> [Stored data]
* BEGIN *

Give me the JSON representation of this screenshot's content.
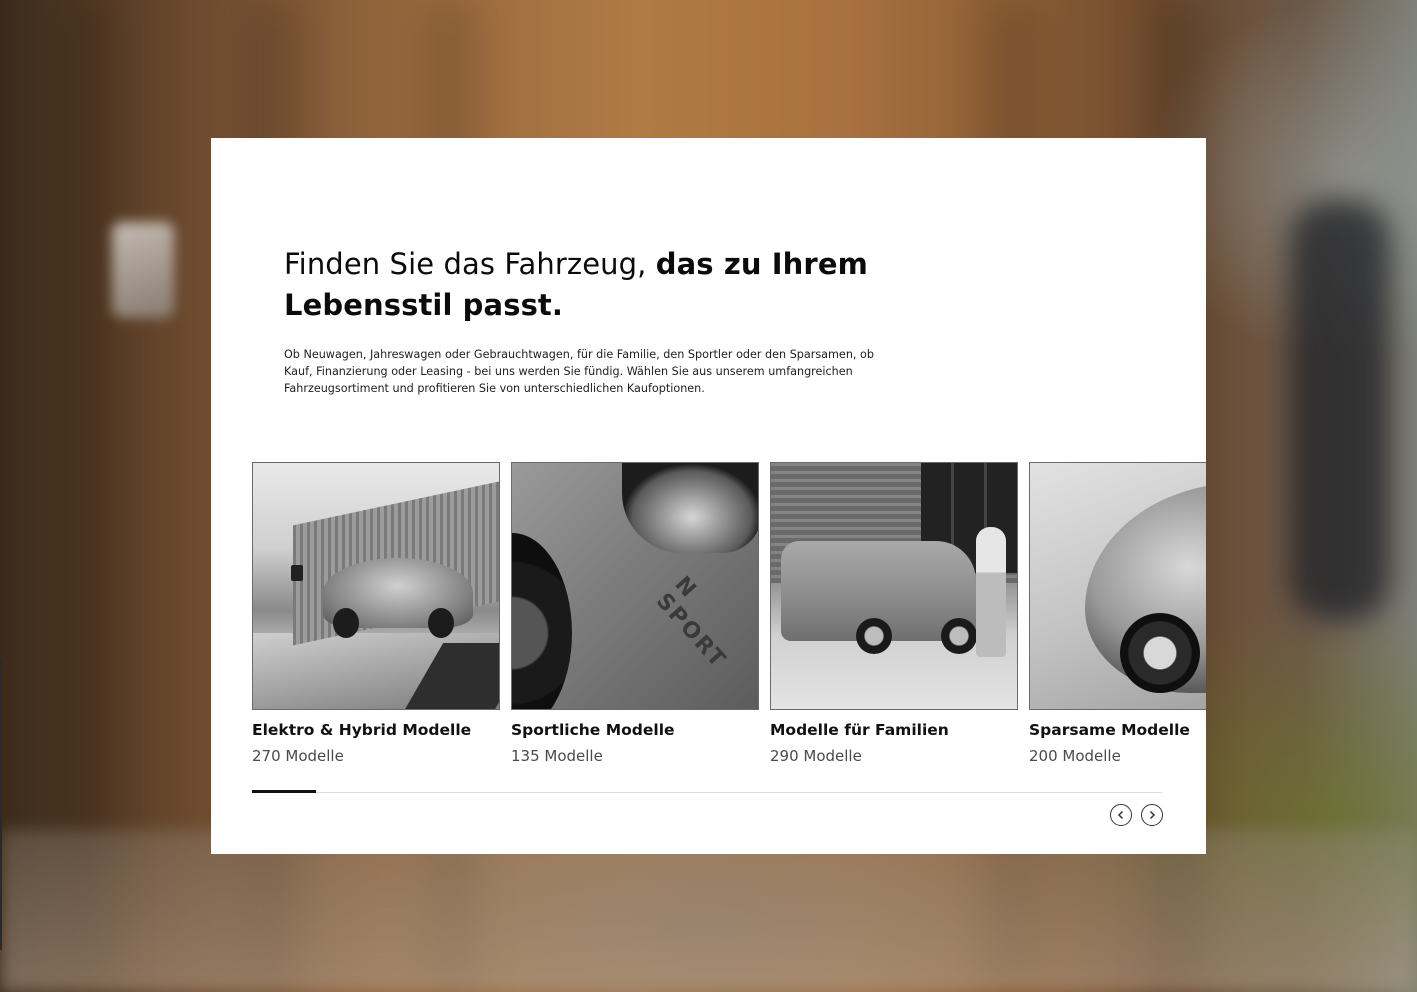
{
  "heading": {
    "regular": "Finden Sie das Fahrzeug, ",
    "bold": "das zu Ihrem Lebensstil passt."
  },
  "intro": "Ob Neuwagen, Jahreswagen oder Gebrauchtwagen, für die Familie, den Sportler oder den Sparsamen, ob Kauf, Finanzierung oder Leasing - bei uns werden Sie fündig. Wählen Sie aus unserem umfangreichen Fahrzeugsortiment und profitieren Sie von unterschiedlichen Kaufoptionen.",
  "categories": [
    {
      "title": "Elektro & Hybrid Modelle",
      "count": "270 Modelle"
    },
    {
      "title": "Sportliche Modelle",
      "count": "135 Modelle"
    },
    {
      "title": "Modelle für Familien",
      "count": "290 Modelle"
    },
    {
      "title": "Sparsame Modelle",
      "count": "200 Modelle"
    }
  ],
  "photo_text": {
    "sport_lettering": "N SPORT"
  },
  "slider": {
    "progress": 0.07
  },
  "icons": {
    "prev": "chevron-left-icon",
    "next": "chevron-right-icon"
  },
  "colors": {
    "text": "#0b0b0b",
    "muted": "#4a4a4a",
    "card_bg": "#ffffff",
    "track": "#dcdcdc",
    "progress": "#111111"
  }
}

* END *

> [Short task]
Skip every picture and transcribe the data above exactly.

> [Complete output]
Give me the JSON representation of this screenshot's content.
{
  "heading": {
    "regular": "Finden Sie das Fahrzeug, ",
    "bold": "das zu Ihrem Lebensstil passt."
  },
  "intro": "Ob Neuwagen, Jahreswagen oder Gebrauchtwagen, für die Familie, den Sportler oder den Sparsamen, ob Kauf, Finanzierung oder Leasing - bei uns werden Sie fündig. Wählen Sie aus unserem umfangreichen Fahrzeugsortiment und profitieren Sie von unterschiedlichen Kaufoptionen.",
  "categories": [
    {
      "title": "Elektro & Hybrid Modelle",
      "count": "270 Modelle"
    },
    {
      "title": "Sportliche Modelle",
      "count": "135 Modelle"
    },
    {
      "title": "Modelle für Familien",
      "count": "290 Modelle"
    },
    {
      "title": "Sparsame Modelle",
      "count": "200 Modelle"
    }
  ],
  "photo_text": {
    "sport_lettering": "N SPORT"
  },
  "slider": {
    "progress": 0.07
  },
  "icons": {
    "prev": "chevron-left-icon",
    "next": "chevron-right-icon"
  },
  "colors": {
    "text": "#0b0b0b",
    "muted": "#4a4a4a",
    "card_bg": "#ffffff",
    "track": "#dcdcdc",
    "progress": "#111111"
  }
}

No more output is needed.